start Supplied data
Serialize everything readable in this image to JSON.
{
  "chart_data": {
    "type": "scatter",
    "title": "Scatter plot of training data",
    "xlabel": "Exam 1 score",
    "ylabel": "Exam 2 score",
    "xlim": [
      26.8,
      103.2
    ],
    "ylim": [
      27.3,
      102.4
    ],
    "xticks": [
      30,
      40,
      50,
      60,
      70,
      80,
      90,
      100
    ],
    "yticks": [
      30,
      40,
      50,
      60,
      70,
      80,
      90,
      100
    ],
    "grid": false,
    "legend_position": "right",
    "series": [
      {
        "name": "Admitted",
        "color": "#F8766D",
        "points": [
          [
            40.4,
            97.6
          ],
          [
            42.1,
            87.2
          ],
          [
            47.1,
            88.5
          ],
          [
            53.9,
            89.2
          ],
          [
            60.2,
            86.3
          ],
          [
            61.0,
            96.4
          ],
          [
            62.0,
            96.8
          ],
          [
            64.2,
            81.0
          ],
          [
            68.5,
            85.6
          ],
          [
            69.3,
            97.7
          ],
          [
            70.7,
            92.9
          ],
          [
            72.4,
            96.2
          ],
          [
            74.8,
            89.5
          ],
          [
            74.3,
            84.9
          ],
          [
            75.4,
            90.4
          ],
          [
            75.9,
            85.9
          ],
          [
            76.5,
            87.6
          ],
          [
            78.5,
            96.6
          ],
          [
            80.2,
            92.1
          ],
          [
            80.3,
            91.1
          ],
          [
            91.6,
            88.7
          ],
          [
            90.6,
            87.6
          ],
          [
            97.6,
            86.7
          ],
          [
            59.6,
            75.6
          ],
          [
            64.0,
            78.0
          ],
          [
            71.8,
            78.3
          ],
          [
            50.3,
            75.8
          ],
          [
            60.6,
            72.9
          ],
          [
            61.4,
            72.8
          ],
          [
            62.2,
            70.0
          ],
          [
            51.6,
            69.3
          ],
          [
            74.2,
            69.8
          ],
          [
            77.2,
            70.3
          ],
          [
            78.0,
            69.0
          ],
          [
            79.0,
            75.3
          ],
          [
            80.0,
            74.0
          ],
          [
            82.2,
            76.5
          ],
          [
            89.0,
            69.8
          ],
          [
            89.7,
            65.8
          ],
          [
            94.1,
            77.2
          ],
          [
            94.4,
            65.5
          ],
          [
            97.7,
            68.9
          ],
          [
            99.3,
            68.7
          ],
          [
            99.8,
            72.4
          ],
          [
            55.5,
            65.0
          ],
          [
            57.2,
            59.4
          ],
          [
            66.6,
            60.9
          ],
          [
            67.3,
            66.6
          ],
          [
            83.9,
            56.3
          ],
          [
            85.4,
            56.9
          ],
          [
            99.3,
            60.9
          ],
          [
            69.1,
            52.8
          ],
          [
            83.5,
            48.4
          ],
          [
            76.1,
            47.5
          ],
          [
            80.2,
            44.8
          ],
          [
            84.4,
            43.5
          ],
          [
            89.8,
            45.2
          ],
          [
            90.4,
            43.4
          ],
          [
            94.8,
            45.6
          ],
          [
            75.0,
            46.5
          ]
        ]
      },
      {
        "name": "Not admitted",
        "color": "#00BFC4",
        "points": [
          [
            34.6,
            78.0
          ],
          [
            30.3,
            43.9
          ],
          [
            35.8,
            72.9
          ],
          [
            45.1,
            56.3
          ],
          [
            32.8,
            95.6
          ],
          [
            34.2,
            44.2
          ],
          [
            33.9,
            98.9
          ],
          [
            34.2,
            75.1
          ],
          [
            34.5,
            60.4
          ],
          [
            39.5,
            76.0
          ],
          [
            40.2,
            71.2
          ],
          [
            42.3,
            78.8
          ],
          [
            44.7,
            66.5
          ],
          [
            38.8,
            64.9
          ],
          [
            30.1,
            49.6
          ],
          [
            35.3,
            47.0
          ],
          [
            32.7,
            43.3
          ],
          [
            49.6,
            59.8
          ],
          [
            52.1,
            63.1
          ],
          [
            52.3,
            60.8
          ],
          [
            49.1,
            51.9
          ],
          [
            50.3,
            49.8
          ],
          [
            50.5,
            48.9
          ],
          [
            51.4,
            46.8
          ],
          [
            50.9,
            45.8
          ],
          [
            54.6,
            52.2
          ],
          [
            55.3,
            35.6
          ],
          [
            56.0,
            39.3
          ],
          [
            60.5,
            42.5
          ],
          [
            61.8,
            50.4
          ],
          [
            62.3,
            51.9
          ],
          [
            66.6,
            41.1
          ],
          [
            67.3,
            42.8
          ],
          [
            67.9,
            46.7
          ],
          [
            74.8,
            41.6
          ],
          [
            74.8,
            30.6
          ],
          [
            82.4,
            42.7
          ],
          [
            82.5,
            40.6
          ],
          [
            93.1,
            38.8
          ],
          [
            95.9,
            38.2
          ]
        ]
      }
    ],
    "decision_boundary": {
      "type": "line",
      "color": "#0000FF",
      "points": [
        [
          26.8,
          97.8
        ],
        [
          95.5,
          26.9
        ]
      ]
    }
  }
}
end Supplied data
■ **Objective**: Take the lines above and print them exactly.

■ **Expected output**:
Serialize everything readable in this image to JSON.
{
  "chart_data": {
    "type": "scatter",
    "title": "Scatter plot of training data",
    "xlabel": "Exam 1 score",
    "ylabel": "Exam 2 score",
    "xlim": [
      26.8,
      103.2
    ],
    "ylim": [
      27.3,
      102.4
    ],
    "xticks": [
      30,
      40,
      50,
      60,
      70,
      80,
      90,
      100
    ],
    "yticks": [
      30,
      40,
      50,
      60,
      70,
      80,
      90,
      100
    ],
    "grid": false,
    "legend_position": "right",
    "series": [
      {
        "name": "Admitted",
        "color": "#F8766D",
        "points": [
          [
            40.4,
            97.6
          ],
          [
            42.1,
            87.2
          ],
          [
            47.1,
            88.5
          ],
          [
            53.9,
            89.2
          ],
          [
            60.2,
            86.3
          ],
          [
            61.0,
            96.4
          ],
          [
            62.0,
            96.8
          ],
          [
            64.2,
            81.0
          ],
          [
            68.5,
            85.6
          ],
          [
            69.3,
            97.7
          ],
          [
            70.7,
            92.9
          ],
          [
            72.4,
            96.2
          ],
          [
            74.8,
            89.5
          ],
          [
            74.3,
            84.9
          ],
          [
            75.4,
            90.4
          ],
          [
            75.9,
            85.9
          ],
          [
            76.5,
            87.6
          ],
          [
            78.5,
            96.6
          ],
          [
            80.2,
            92.1
          ],
          [
            80.3,
            91.1
          ],
          [
            91.6,
            88.7
          ],
          [
            90.6,
            87.6
          ],
          [
            97.6,
            86.7
          ],
          [
            59.6,
            75.6
          ],
          [
            64.0,
            78.0
          ],
          [
            71.8,
            78.3
          ],
          [
            50.3,
            75.8
          ],
          [
            60.6,
            72.9
          ],
          [
            61.4,
            72.8
          ],
          [
            62.2,
            70.0
          ],
          [
            51.6,
            69.3
          ],
          [
            74.2,
            69.8
          ],
          [
            77.2,
            70.3
          ],
          [
            78.0,
            69.0
          ],
          [
            79.0,
            75.3
          ],
          [
            80.0,
            74.0
          ],
          [
            82.2,
            76.5
          ],
          [
            89.0,
            69.8
          ],
          [
            89.7,
            65.8
          ],
          [
            94.1,
            77.2
          ],
          [
            94.4,
            65.5
          ],
          [
            97.7,
            68.9
          ],
          [
            99.3,
            68.7
          ],
          [
            99.8,
            72.4
          ],
          [
            55.5,
            65.0
          ],
          [
            57.2,
            59.4
          ],
          [
            66.6,
            60.9
          ],
          [
            67.3,
            66.6
          ],
          [
            83.9,
            56.3
          ],
          [
            85.4,
            56.9
          ],
          [
            99.3,
            60.9
          ],
          [
            69.1,
            52.8
          ],
          [
            83.5,
            48.4
          ],
          [
            76.1,
            47.5
          ],
          [
            80.2,
            44.8
          ],
          [
            84.4,
            43.5
          ],
          [
            89.8,
            45.2
          ],
          [
            90.4,
            43.4
          ],
          [
            94.8,
            45.6
          ],
          [
            75.0,
            46.5
          ]
        ]
      },
      {
        "name": "Not admitted",
        "color": "#00BFC4",
        "points": [
          [
            34.6,
            78.0
          ],
          [
            30.3,
            43.9
          ],
          [
            35.8,
            72.9
          ],
          [
            45.1,
            56.3
          ],
          [
            32.8,
            95.6
          ],
          [
            34.2,
            44.2
          ],
          [
            33.9,
            98.9
          ],
          [
            34.2,
            75.1
          ],
          [
            34.5,
            60.4
          ],
          [
            39.5,
            76.0
          ],
          [
            40.2,
            71.2
          ],
          [
            42.3,
            78.8
          ],
          [
            44.7,
            66.5
          ],
          [
            38.8,
            64.9
          ],
          [
            30.1,
            49.6
          ],
          [
            35.3,
            47.0
          ],
          [
            32.7,
            43.3
          ],
          [
            49.6,
            59.8
          ],
          [
            52.1,
            63.1
          ],
          [
            52.3,
            60.8
          ],
          [
            49.1,
            51.9
          ],
          [
            50.3,
            49.8
          ],
          [
            50.5,
            48.9
          ],
          [
            51.4,
            46.8
          ],
          [
            50.9,
            45.8
          ],
          [
            54.6,
            52.2
          ],
          [
            55.3,
            35.6
          ],
          [
            56.0,
            39.3
          ],
          [
            60.5,
            42.5
          ],
          [
            61.8,
            50.4
          ],
          [
            62.3,
            51.9
          ],
          [
            66.6,
            41.1
          ],
          [
            67.3,
            42.8
          ],
          [
            67.9,
            46.7
          ],
          [
            74.8,
            41.6
          ],
          [
            74.8,
            30.6
          ],
          [
            82.4,
            42.7
          ],
          [
            82.5,
            40.6
          ],
          [
            93.1,
            38.8
          ],
          [
            95.9,
            38.2
          ]
        ]
      }
    ],
    "decision_boundary": {
      "type": "line",
      "color": "#0000FF",
      "points": [
        [
          26.8,
          97.8
        ],
        [
          95.5,
          26.9
        ]
      ]
    }
  }
}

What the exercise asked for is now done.